(Records from a collection of figures)
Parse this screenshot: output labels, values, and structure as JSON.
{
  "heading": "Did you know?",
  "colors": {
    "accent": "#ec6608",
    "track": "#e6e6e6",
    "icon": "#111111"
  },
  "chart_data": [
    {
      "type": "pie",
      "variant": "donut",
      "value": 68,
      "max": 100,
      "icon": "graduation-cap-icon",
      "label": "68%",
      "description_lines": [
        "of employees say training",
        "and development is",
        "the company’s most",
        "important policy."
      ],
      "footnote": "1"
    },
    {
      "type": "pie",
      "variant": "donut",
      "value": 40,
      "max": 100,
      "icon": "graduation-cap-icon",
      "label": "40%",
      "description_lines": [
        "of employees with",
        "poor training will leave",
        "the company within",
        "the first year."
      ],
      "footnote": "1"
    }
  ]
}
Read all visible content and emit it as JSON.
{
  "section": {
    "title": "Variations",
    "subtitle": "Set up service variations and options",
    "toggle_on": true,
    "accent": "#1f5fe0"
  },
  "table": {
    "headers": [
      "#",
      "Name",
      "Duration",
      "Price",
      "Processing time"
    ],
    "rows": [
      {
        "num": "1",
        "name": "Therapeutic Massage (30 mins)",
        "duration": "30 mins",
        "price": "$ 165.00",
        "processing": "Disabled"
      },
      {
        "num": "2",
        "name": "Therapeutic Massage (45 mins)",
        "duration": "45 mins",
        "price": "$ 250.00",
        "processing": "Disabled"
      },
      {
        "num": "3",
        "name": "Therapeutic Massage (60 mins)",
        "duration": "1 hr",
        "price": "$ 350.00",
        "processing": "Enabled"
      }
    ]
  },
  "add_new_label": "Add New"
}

- Exercise objective:
Write out the full listing exactly as given.

- Exercise response:
Parse this screenshot: output labels, values, and structure as JSON.
{
  "heading": "Did you know?",
  "colors": {
    "accent": "#ec6608",
    "track": "#e6e6e6",
    "icon": "#111111"
  },
  "chart_data": [
    {
      "type": "pie",
      "variant": "donut",
      "value": 68,
      "max": 100,
      "icon": "graduation-cap-icon",
      "label": "68%",
      "description_lines": [
        "of employees say training",
        "and development is",
        "the company’s most",
        "important policy."
      ],
      "footnote": "1"
    },
    {
      "type": "pie",
      "variant": "donut",
      "value": 40,
      "max": 100,
      "icon": "graduation-cap-icon",
      "label": "40%",
      "description_lines": [
        "of employees with",
        "poor training will leave",
        "the company within",
        "the first year."
      ],
      "footnote": "1"
    }
  ]
}
Read all visible content and emit it as JSON.
{
  "section": {
    "title": "Variations",
    "subtitle": "Set up service variations and options",
    "toggle_on": true,
    "accent": "#1f5fe0"
  },
  "table": {
    "headers": [
      "#",
      "Name",
      "Duration",
      "Price",
      "Processing time"
    ],
    "rows": [
      {
        "num": "1",
        "name": "Therapeutic Massage (30 mins)",
        "duration": "30 mins",
        "price": "$ 165.00",
        "processing": "Disabled"
      },
      {
        "num": "2",
        "name": "Therapeutic Massage (45 mins)",
        "duration": "45 mins",
        "price": "$ 250.00",
        "processing": "Disabled"
      },
      {
        "num": "3",
        "name": "Therapeutic Massage (60 mins)",
        "duration": "1 hr",
        "price": "$ 350.00",
        "processing": "Enabled"
      }
    ]
  },
  "add_new_label": "Add New"
}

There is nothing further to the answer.